Excerpts from a figure dataset
— BEGIN —
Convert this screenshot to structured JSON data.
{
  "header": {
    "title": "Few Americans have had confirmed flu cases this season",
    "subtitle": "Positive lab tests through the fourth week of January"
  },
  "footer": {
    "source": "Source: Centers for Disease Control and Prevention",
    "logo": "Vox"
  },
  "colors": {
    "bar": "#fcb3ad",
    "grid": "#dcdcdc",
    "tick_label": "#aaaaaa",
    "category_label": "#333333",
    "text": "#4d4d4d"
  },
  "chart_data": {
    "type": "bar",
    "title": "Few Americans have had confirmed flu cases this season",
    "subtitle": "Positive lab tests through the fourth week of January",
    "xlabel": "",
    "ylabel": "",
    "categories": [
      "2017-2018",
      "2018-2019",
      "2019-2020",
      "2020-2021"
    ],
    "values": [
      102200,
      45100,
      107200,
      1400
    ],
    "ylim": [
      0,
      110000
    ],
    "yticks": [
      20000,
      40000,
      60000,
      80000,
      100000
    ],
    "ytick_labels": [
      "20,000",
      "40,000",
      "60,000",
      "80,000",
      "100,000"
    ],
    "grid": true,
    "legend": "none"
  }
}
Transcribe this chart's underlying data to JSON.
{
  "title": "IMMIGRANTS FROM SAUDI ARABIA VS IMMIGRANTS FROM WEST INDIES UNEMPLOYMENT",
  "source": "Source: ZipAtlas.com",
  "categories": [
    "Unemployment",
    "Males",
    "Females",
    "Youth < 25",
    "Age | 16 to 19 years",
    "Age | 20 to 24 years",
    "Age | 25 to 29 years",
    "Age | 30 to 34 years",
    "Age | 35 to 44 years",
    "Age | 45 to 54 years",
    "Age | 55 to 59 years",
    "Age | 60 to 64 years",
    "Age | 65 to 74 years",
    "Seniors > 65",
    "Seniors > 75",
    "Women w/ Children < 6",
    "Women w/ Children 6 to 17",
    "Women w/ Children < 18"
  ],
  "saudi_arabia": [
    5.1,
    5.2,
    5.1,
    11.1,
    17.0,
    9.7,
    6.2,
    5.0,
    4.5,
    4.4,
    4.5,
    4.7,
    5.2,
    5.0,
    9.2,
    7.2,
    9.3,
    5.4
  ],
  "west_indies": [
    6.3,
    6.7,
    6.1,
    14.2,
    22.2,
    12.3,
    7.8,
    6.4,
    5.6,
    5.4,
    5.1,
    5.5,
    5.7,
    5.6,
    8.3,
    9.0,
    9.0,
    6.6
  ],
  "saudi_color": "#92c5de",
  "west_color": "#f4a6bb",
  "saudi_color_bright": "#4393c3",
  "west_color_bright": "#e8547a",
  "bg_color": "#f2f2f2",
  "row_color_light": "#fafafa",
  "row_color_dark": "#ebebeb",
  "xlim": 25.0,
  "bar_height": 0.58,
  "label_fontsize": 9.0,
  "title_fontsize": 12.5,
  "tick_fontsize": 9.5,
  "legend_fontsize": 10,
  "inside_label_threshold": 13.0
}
— END —
• _GOAL_: Report the number of lines containing the string "through" and add nothing to it.

• _FULL OUTPUT_: 2